[Stored entries]
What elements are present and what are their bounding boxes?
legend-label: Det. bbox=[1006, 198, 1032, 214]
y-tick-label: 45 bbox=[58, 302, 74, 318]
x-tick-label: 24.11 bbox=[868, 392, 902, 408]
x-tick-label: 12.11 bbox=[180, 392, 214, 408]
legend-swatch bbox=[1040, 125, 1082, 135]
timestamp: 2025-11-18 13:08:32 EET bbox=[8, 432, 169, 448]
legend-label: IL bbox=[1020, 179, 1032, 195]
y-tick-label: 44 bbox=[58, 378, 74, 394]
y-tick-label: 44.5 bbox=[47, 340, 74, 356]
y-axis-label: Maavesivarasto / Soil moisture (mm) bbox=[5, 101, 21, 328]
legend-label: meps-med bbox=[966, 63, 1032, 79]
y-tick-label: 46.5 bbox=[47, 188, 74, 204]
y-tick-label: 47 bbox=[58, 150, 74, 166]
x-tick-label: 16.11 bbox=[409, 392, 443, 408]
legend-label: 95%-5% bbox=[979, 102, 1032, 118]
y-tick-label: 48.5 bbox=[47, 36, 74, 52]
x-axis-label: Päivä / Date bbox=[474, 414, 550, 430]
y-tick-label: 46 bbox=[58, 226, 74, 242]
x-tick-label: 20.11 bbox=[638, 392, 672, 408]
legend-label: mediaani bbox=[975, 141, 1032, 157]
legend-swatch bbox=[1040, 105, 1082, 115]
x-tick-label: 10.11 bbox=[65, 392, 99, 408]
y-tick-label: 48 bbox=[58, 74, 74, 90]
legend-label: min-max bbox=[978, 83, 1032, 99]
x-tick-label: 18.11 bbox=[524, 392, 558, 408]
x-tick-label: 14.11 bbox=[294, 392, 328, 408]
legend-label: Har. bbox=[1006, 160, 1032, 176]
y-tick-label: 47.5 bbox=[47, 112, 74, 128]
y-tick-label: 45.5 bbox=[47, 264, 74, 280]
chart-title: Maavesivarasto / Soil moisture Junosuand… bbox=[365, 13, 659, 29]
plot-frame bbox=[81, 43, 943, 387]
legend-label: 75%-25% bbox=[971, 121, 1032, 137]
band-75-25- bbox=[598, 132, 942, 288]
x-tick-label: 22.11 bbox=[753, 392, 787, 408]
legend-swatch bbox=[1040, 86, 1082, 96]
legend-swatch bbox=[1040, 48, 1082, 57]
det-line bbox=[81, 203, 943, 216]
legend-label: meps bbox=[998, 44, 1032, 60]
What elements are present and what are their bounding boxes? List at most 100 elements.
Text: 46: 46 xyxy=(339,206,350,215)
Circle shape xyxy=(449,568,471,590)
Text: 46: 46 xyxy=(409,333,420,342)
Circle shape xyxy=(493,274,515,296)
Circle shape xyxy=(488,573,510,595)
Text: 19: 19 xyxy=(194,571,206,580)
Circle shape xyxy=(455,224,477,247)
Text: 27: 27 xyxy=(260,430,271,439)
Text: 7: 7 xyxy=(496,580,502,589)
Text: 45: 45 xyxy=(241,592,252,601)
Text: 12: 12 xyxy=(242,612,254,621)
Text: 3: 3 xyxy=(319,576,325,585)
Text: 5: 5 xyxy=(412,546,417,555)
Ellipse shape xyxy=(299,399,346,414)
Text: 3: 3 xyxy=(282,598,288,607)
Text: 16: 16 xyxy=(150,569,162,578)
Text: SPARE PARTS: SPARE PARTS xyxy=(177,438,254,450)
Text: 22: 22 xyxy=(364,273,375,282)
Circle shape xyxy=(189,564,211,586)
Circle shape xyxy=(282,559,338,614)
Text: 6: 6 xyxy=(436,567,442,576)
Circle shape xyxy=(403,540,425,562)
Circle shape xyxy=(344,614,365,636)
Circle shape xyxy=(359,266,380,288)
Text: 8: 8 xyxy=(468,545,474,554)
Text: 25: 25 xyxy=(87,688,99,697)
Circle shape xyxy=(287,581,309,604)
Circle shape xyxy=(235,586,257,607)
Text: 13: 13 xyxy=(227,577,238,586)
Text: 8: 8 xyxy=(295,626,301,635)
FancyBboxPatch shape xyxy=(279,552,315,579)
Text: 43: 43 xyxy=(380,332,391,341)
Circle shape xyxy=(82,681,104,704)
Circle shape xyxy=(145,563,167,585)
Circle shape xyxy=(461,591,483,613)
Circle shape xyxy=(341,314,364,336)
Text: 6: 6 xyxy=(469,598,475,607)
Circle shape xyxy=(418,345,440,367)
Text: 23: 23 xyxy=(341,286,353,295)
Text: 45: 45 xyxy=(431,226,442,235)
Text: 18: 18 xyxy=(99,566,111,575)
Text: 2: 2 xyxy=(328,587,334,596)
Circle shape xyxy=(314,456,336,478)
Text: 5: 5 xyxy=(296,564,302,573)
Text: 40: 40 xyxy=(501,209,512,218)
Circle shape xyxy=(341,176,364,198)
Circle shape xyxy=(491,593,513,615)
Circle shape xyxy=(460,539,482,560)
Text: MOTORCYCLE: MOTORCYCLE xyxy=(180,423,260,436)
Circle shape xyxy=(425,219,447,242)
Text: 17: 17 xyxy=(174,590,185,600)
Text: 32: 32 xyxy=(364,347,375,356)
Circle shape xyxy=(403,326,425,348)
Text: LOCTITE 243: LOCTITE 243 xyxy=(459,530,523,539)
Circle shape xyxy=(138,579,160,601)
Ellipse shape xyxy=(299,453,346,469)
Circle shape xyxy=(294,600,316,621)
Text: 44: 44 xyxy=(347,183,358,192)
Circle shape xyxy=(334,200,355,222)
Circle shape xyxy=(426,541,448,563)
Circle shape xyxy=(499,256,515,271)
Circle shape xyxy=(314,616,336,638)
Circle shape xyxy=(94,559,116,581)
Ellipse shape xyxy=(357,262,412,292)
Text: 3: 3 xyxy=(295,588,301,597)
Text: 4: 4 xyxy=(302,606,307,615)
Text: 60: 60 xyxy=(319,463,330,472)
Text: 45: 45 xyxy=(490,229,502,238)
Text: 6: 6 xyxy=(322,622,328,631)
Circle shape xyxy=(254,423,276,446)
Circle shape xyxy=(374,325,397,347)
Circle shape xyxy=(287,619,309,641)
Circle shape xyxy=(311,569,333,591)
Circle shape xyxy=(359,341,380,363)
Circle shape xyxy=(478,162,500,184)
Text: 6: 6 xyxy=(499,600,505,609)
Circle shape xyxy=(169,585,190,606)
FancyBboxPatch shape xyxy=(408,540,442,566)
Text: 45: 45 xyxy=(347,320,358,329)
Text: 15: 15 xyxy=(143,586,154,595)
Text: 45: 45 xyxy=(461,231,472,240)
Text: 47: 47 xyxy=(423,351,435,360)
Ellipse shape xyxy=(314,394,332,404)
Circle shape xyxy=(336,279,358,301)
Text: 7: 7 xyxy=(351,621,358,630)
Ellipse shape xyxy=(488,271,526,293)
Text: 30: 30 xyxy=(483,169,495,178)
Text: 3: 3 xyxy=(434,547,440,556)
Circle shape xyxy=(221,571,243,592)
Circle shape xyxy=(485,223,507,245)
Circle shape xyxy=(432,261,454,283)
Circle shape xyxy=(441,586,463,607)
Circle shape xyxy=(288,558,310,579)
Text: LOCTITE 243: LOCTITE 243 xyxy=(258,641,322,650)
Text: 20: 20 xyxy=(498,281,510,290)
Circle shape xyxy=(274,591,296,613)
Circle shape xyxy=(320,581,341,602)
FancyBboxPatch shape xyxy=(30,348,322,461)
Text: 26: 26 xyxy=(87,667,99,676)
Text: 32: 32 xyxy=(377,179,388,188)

**Set problem**
Render every line of the rows as a JSON list of strings, with one string per line and blank lines omitted.

**Finished answer**
[
  "What elements are present and what are their bounding boxes?",
  "legend-label: Det. bbox=[1006, 198, 1032, 214]",
  "y-tick-label: 45 bbox=[58, 302, 74, 318]",
  "x-tick-label: 24.11 bbox=[868, 392, 902, 408]",
  "x-tick-label: 12.11 bbox=[180, 392, 214, 408]",
  "legend-swatch bbox=[1040, 125, 1082, 135]",
  "timestamp: 2025-11-18 13:08:32 EET bbox=[8, 432, 169, 448]",
  "legend-label: IL bbox=[1020, 179, 1032, 195]",
  "y-tick-label: 44 bbox=[58, 378, 74, 394]",
  "y-tick-label: 44.5 bbox=[47, 340, 74, 356]",
  "y-axis-label: Maavesivarasto / Soil moisture (mm) bbox=[5, 101, 21, 328]",
  "legend-label: meps-med bbox=[966, 63, 1032, 79]",
  "y-tick-label: 46.5 bbox=[47, 188, 74, 204]",
  "y-tick-label: 47 bbox=[58, 150, 74, 166]",
  "x-tick-label: 16.11 bbox=[409, 392, 443, 408]",
  "legend-label: 95%-5% bbox=[979, 102, 1032, 118]",
  "y-tick-label: 48.5 bbox=[47, 36, 74, 52]",
  "x-axis-label: Päivä / Date bbox=[474, 414, 550, 430]",
  "y-tick-label: 46 bbox=[58, 226, 74, 242]",
  "x-tick-label: 20.11 bbox=[638, 392, 672, 408]",
  "legend-label: mediaani bbox=[975, 141, 1032, 157]",
  "legend-swatch bbox=[1040, 105, 1082, 115]",
  "x-tick-label: 10.11 bbox=[65, 392, 99, 408]",
  "y-tick-label: 48 bbox=[58, 74, 74, 90]",
  "legend-label: min-max bbox=[978, 83, 1032, 99]",
  "x-tick-label: 18.11 bbox=[524, 392, 558, 408]",
  "x-tick-label: 14.11 bbox=[294, 392, 328, 408]",
  "legend-label: Har. bbox=[1006, 160, 1032, 176]",
  "y-tick-label: 47.5 bbox=[47, 112, 74, 128]",
  "y-tick-label: 45.5 bbox=[47, 264, 74, 280]",
  "chart-title: Maavesivarasto / Soil moisture Junosuand… bbox=[365, 13, 659, 29]",
  "plot-frame bbox=[81, 43, 943, 387]",
  "legend-label: 75%-25% bbox=[971, 121, 1032, 137]",
  "band-75-25- bbox=[598, 132, 942, 288]",
  "x-tick-label: 22.11 bbox=[753, 392, 787, 408]",
  "legend-swatch bbox=[1040, 86, 1082, 96]",
  "legend-swatch bbox=[1040, 48, 1082, 57]",
  "det-line bbox=[81, 203, 943, 216]",
  "legend-label: meps bbox=[998, 44, 1032, 60]",
  "What elements are present and what are their bounding boxes? List at most 100 elements.",
  "Text: 46: 46 xyxy=(339,206,350,215)",
  "Circle shape xyxy=(449,568,471,590)",
  "Text: 46: 46 xyxy=(409,333,420,342)",
  "Circle shape xyxy=(493,274,515,296)",
  "Circle shape xyxy=(488,573,510,595)",
  "Text: 19: 19 xyxy=(194,571,206,580)",
  "Circle shape xyxy=(455,224,477,247)",
  "Text: 27: 27 xyxy=(260,430,271,439)",
  "Text: 7: 7 xyxy=(496,580,502,589)",
  "Text: 45: 45 xyxy=(241,592,252,601)",
  "Text: 12: 12 xyxy=(242,612,254,621)",
  "Text: 3: 3 xyxy=(319,576,325,585)",
  "Text: 5: 5 xyxy=(412,546,417,555)",
  "Ellipse shape xyxy=(299,399,346,414)",
  "Text: 3: 3 xyxy=(282,598,288,607)",
  "Text: 16: 16 xyxy=(150,569,162,578)",
  "Text: SPARE PARTS: SPARE PARTS xyxy=(177,438,254,450)",
  "Text: 22: 22 xyxy=(364,273,375,282)",
  "Circle shape xyxy=(189,564,211,586)",
  "Circle shape xyxy=(282,559,338,614)",
  "Text: 6: 6 xyxy=(436,567,442,576)",
  "Circle shape xyxy=(403,540,425,562)",
  "Circle shape xyxy=(344,614,365,636)",
  "Circle shape xyxy=(359,266,380,288)",
  "Text: 8: 8 xyxy=(468,545,474,554)",
  "Text: 25: 25 xyxy=(87,688,99,697)",
  "Circle shape xyxy=(287,581,309,604)",
  "Circle shape xyxy=(235,586,257,607)",
  "Text: 13: 13 xyxy=(227,577,238,586)",
  "Text: 8: 8 xyxy=(295,626,301,635)",
  "FancyBboxPatch shape xyxy=(279,552,315,579)",
  "Text: 43: 43 xyxy=(380,332,391,341)",
  "Circle shape xyxy=(82,681,104,704)",
  "Circle shape xyxy=(145,563,167,585)",
  "Circle shape xyxy=(461,591,483,613)",
  "Circle shape xyxy=(341,314,364,336)",
  "Text: 6: 6 xyxy=(469,598,475,607)",
  "Circle shape xyxy=(418,345,440,367)",
  "Text: 23: 23 xyxy=(341,286,353,295)",
  "Text: 45: 45 xyxy=(431,226,442,235)",
  "Text: 18: 18 xyxy=(99,566,111,575)",
  "Text: 2: 2 xyxy=(328,587,334,596)",
  "Circle shape xyxy=(314,456,336,478)",
  "Text: 5: 5 xyxy=(296,564,302,573)",
  "Text: 40: 40 xyxy=(501,209,512,218)",
  "Circle shape xyxy=(341,176,364,198)",
  "Circle shape xyxy=(491,593,513,615)",
  "Circle shape xyxy=(460,539,482,560)",
  "Text: MOTORCYCLE: MOTORCYCLE xyxy=(180,423,260,436)",
  "Circle shape xyxy=(425,219,447,242)",
  "Text: 17: 17 xyxy=(174,590,185,600)",
  "Text: 32: 32 xyxy=(364,347,375,356)",
  "Circle shape xyxy=(403,326,425,348)",
  "Text: LOCTITE 243: LOCTITE 243 xyxy=(459,530,523,539)",
  "Circle shape xyxy=(138,579,160,601)",
  "Ellipse shape xyxy=(299,453,346,469)",
  "Circle shape xyxy=(294,600,316,621)",
  "Text: 44: 44 xyxy=(347,183,358,192)",
  "Circle shape xyxy=(334,200,355,222)",
  "Circle shape xyxy=(426,541,448,563)",
  "Circle shape xyxy=(499,256,515,271)",
  "Circle shape xyxy=(314,616,336,638)",
  "Circle shape xyxy=(94,559,116,581)",
  "Ellipse shape xyxy=(357,262,412,292)",
  "Text: 3: 3 xyxy=(295,588,301,597)",
  "Text: 4: 4 xyxy=(302,606,307,615)",
  "Text: 60: 60 xyxy=(319,463,330,472)",
  "Text: 45: 45 xyxy=(490,229,502,238)",
  "Text: 6: 6 xyxy=(322,622,328,631)",
  "Circle shape xyxy=(254,423,276,446)",
  "Circle shape xyxy=(374,325,397,347)",
  "Circle shape xyxy=(287,619,309,641)",
  "Circle shape xyxy=(311,569,333,591)",
  "Circle shape xyxy=(359,341,380,363)",
  "Circle shape xyxy=(478,162,500,184)",
  "Text: 6: 6 xyxy=(499,600,505,609)",
  "Circle shape xyxy=(169,585,190,606)",
  "FancyBboxPatch shape xyxy=(408,540,442,566)",
  "Text: 45: 45 xyxy=(347,320,358,329)",
  "Text: 15: 15 xyxy=(143,586,154,595)",
  "Text: 45: 45 xyxy=(461,231,472,240)",
  "Text: 47: 47 xyxy=(423,351,435,360)",
  "Ellipse shape xyxy=(314,394,332,404)",
  "Circle shape xyxy=(336,279,358,301)",
  "Text: 7: 7 xyxy=(351,621,358,630)",
  "Ellipse shape xyxy=(488,271,526,293)",
  "Text: 30: 30 xyxy=(483,169,495,178)",
  "Text: 3: 3 xyxy=(434,547,440,556)",
  "Circle shape xyxy=(221,571,243,592)",
  "Circle shape xyxy=(485,223,507,245)",
  "Circle shape xyxy=(432,261,454,283)",
  "Circle shape xyxy=(441,586,463,607)",
  "Circle shape xyxy=(288,558,310,579)",
  "Text: LOCTITE 243: LOCTITE 243 xyxy=(258,641,322,650)",
  "Text: 20: 20 xyxy=(498,281,510,290)",
  "Circle shape xyxy=(274,591,296,613)",
  "Circle shape xyxy=(320,581,341,602)",
  "FancyBboxPatch shape xyxy=(30,348,322,461)",
  "Text: 26: 26 xyxy=(87,667,99,676)",
  "Text: 32: 32 xyxy=(377,179,388,188)"
]